◆ What is required
Find how many lines hold the word "materials" and give that number only.

=-=-=-=-=

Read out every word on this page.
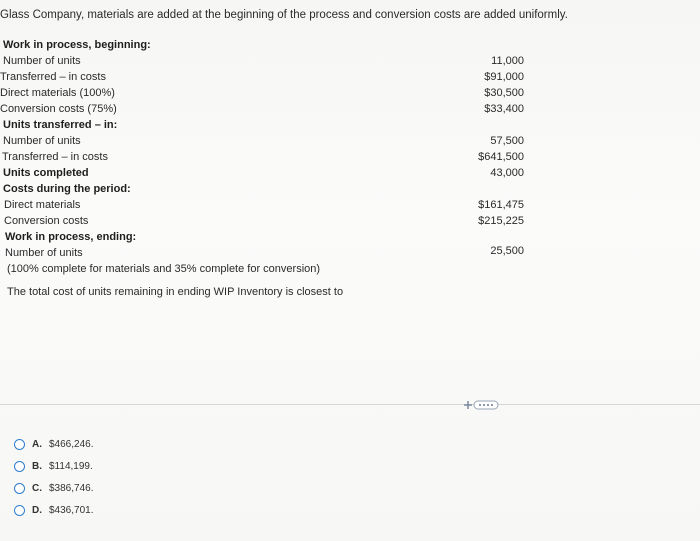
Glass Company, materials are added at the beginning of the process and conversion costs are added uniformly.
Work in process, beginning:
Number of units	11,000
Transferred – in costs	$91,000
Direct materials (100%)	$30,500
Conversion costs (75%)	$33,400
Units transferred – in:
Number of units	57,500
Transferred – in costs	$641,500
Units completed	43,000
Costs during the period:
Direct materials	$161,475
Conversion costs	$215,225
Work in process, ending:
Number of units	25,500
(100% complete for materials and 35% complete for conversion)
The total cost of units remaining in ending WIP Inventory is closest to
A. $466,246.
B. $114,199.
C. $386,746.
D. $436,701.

=-=-=-=-=

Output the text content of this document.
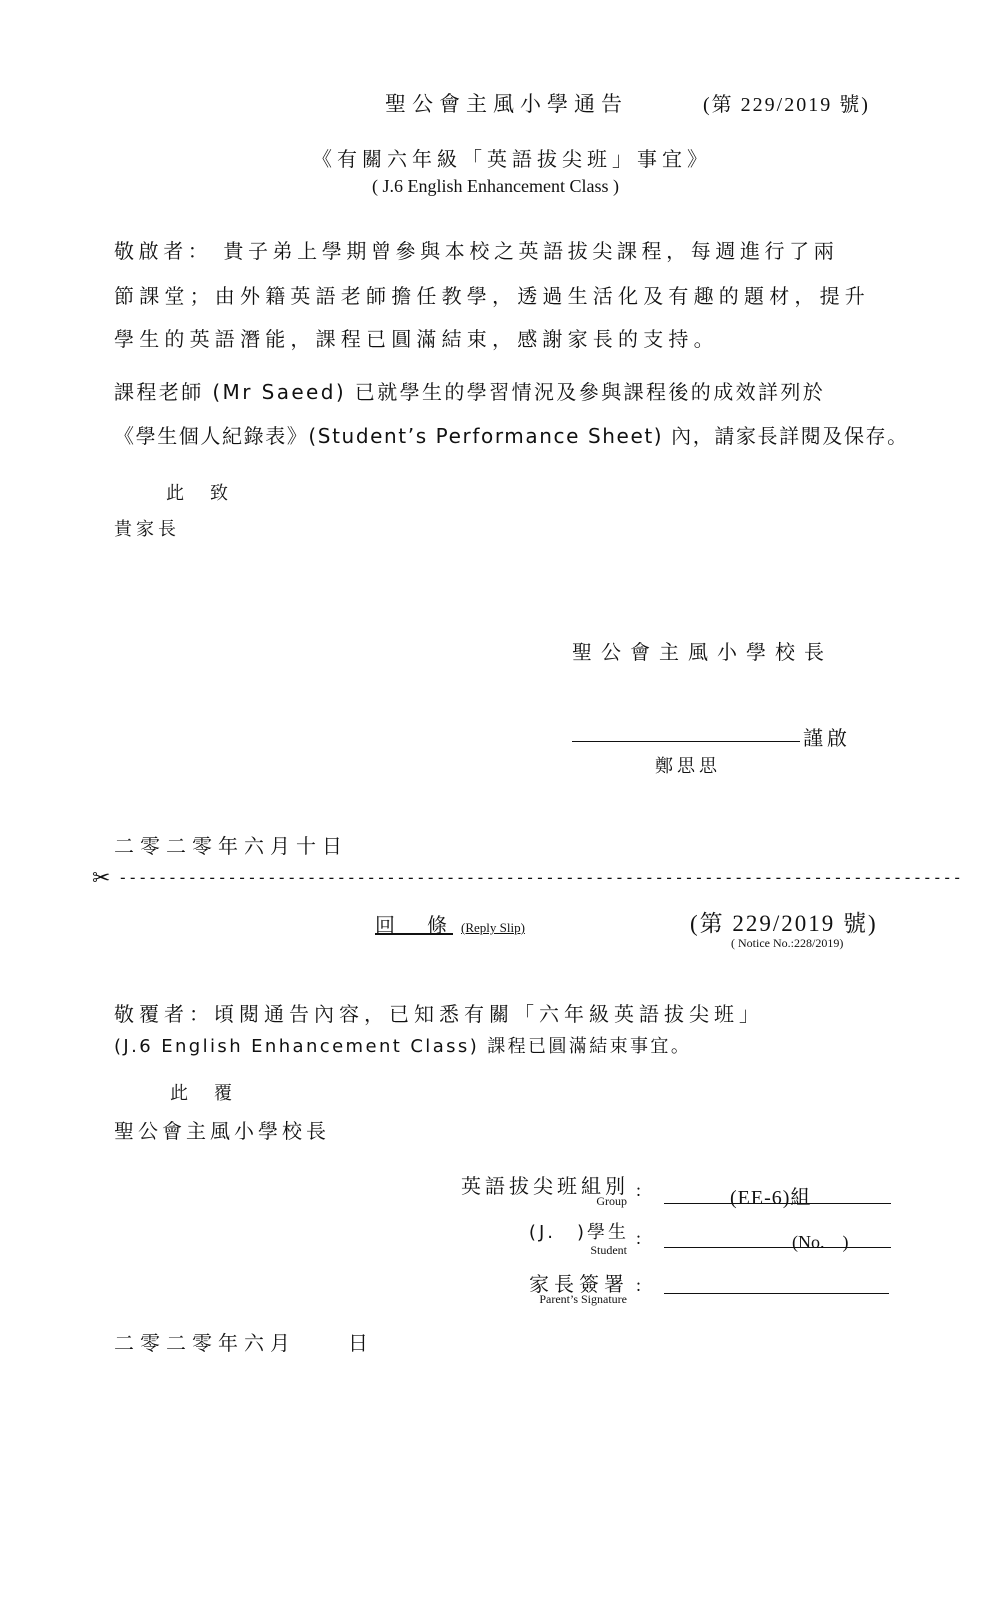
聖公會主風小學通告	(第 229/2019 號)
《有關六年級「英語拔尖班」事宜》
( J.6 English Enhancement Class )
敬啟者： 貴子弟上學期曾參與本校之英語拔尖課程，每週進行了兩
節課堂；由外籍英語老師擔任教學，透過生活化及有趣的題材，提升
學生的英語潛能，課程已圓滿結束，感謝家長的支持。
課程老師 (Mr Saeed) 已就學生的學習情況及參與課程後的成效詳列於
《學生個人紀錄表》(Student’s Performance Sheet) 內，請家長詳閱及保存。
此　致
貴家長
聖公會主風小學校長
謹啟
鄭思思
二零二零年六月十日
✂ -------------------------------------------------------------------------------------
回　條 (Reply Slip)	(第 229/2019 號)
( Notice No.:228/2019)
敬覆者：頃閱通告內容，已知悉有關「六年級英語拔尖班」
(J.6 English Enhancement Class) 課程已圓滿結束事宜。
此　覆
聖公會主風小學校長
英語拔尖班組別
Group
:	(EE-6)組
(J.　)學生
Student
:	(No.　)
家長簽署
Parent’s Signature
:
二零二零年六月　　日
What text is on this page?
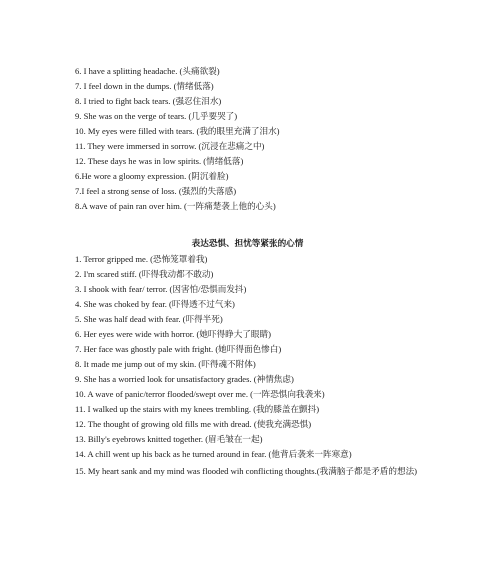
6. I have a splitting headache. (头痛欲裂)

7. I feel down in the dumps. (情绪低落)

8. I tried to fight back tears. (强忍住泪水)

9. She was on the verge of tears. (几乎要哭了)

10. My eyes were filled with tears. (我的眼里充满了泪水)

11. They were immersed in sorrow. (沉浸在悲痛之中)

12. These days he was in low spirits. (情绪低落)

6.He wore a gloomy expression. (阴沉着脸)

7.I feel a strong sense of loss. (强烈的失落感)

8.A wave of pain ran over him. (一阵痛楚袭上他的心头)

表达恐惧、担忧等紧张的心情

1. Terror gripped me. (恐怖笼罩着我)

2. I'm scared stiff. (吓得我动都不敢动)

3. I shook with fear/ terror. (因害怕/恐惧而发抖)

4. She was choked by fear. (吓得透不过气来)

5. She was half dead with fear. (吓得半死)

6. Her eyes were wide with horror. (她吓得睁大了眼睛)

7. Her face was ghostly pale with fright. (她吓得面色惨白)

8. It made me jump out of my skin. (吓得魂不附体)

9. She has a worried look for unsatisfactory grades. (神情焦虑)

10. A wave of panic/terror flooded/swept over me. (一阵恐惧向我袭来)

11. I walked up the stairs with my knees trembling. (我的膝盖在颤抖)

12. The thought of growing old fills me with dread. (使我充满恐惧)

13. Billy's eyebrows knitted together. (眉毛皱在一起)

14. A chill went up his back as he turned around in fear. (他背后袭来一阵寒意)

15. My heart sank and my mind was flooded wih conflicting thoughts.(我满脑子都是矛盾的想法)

=-=-=-=-=

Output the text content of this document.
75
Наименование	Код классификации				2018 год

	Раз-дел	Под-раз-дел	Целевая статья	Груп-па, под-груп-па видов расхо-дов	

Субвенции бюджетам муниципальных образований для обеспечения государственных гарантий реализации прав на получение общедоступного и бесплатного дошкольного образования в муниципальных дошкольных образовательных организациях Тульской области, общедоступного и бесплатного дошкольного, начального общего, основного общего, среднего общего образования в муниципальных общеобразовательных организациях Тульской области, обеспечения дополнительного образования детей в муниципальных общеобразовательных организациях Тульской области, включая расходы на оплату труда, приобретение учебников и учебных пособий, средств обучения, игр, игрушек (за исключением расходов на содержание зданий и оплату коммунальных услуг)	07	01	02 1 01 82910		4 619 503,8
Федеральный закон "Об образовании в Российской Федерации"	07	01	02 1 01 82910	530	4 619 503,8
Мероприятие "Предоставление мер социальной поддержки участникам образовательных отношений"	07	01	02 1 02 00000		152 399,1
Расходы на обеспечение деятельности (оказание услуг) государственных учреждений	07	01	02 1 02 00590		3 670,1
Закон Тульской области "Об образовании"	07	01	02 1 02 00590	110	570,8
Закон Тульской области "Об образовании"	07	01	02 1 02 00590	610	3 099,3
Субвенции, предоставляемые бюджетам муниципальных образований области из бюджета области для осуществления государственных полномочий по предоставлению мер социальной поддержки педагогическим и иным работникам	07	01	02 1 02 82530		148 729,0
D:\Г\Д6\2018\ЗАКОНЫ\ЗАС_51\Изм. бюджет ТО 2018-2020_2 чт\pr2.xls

=-=-=-=-=

◆ Final answer
4